▸ Task statement:
Each record is to be printed again precisely as it reads.
::::::::
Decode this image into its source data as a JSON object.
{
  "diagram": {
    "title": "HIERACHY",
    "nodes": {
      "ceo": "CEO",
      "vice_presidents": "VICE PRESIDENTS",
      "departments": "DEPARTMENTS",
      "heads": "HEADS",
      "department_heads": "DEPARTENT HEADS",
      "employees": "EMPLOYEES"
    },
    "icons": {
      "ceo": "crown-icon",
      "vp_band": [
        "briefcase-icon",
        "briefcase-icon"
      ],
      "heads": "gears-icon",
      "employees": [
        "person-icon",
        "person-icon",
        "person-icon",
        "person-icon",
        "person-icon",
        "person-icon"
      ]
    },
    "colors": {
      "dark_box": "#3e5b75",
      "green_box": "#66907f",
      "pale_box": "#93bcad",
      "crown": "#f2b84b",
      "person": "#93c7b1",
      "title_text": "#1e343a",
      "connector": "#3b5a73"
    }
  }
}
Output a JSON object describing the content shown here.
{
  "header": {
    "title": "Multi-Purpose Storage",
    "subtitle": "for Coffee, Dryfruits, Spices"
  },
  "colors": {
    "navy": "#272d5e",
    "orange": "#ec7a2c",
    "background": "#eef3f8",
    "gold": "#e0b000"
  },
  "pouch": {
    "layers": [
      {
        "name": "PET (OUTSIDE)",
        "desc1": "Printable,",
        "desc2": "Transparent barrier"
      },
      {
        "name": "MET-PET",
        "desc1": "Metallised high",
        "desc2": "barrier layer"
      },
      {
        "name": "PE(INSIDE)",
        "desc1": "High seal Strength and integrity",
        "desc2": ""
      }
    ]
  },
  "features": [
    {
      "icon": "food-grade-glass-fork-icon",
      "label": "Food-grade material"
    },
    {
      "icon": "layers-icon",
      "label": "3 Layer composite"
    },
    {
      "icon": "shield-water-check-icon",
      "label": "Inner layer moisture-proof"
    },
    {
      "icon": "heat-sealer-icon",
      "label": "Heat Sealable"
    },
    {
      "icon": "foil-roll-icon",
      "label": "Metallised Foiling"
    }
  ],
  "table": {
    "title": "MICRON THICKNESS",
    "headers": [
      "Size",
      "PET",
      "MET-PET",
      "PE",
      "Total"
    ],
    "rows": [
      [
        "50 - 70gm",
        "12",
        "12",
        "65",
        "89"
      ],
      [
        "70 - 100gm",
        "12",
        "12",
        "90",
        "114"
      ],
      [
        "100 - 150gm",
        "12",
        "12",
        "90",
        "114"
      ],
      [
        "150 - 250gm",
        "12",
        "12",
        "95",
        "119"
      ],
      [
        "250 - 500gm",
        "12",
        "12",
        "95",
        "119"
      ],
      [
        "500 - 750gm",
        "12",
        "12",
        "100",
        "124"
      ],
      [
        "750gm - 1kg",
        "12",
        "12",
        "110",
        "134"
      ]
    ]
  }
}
::::::::
▸ Solution to this exercise:
Decode this image into its source data as a JSON object.
{
  "diagram": {
    "title": "HIERACHY",
    "nodes": {
      "ceo": "CEO",
      "vice_presidents": "VICE PRESIDENTS",
      "departments": "DEPARTMENTS",
      "heads": "HEADS",
      "department_heads": "DEPARTENT HEADS",
      "employees": "EMPLOYEES"
    },
    "icons": {
      "ceo": "crown-icon",
      "vp_band": [
        "briefcase-icon",
        "briefcase-icon"
      ],
      "heads": "gears-icon",
      "employees": [
        "person-icon",
        "person-icon",
        "person-icon",
        "person-icon",
        "person-icon",
        "person-icon"
      ]
    },
    "colors": {
      "dark_box": "#3e5b75",
      "green_box": "#66907f",
      "pale_box": "#93bcad",
      "crown": "#f2b84b",
      "person": "#93c7b1",
      "title_text": "#1e343a",
      "connector": "#3b5a73"
    }
  }
}
Output a JSON object describing the content shown here.
{
  "header": {
    "title": "Multi-Purpose Storage",
    "subtitle": "for Coffee, Dryfruits, Spices"
  },
  "colors": {
    "navy": "#272d5e",
    "orange": "#ec7a2c",
    "background": "#eef3f8",
    "gold": "#e0b000"
  },
  "pouch": {
    "layers": [
      {
        "name": "PET (OUTSIDE)",
        "desc1": "Printable,",
        "desc2": "Transparent barrier"
      },
      {
        "name": "MET-PET",
        "desc1": "Metallised high",
        "desc2": "barrier layer"
      },
      {
        "name": "PE(INSIDE)",
        "desc1": "High seal Strength and integrity",
        "desc2": ""
      }
    ]
  },
  "features": [
    {
      "icon": "food-grade-glass-fork-icon",
      "label": "Food-grade material"
    },
    {
      "icon": "layers-icon",
      "label": "3 Layer composite"
    },
    {
      "icon": "shield-water-check-icon",
      "label": "Inner layer moisture-proof"
    },
    {
      "icon": "heat-sealer-icon",
      "label": "Heat Sealable"
    },
    {
      "icon": "foil-roll-icon",
      "label": "Metallised Foiling"
    }
  ],
  "table": {
    "title": "MICRON THICKNESS",
    "headers": [
      "Size",
      "PET",
      "MET-PET",
      "PE",
      "Total"
    ],
    "rows": [
      [
        "50 - 70gm",
        "12",
        "12",
        "65",
        "89"
      ],
      [
        "70 - 100gm",
        "12",
        "12",
        "90",
        "114"
      ],
      [
        "100 - 150gm",
        "12",
        "12",
        "90",
        "114"
      ],
      [
        "150 - 250gm",
        "12",
        "12",
        "95",
        "119"
      ],
      [
        "250 - 500gm",
        "12",
        "12",
        "95",
        "119"
      ],
      [
        "500 - 750gm",
        "12",
        "12",
        "100",
        "124"
      ],
      [
        "750gm - 1kg",
        "12",
        "12",
        "110",
        "134"
      ]
    ]
  }
}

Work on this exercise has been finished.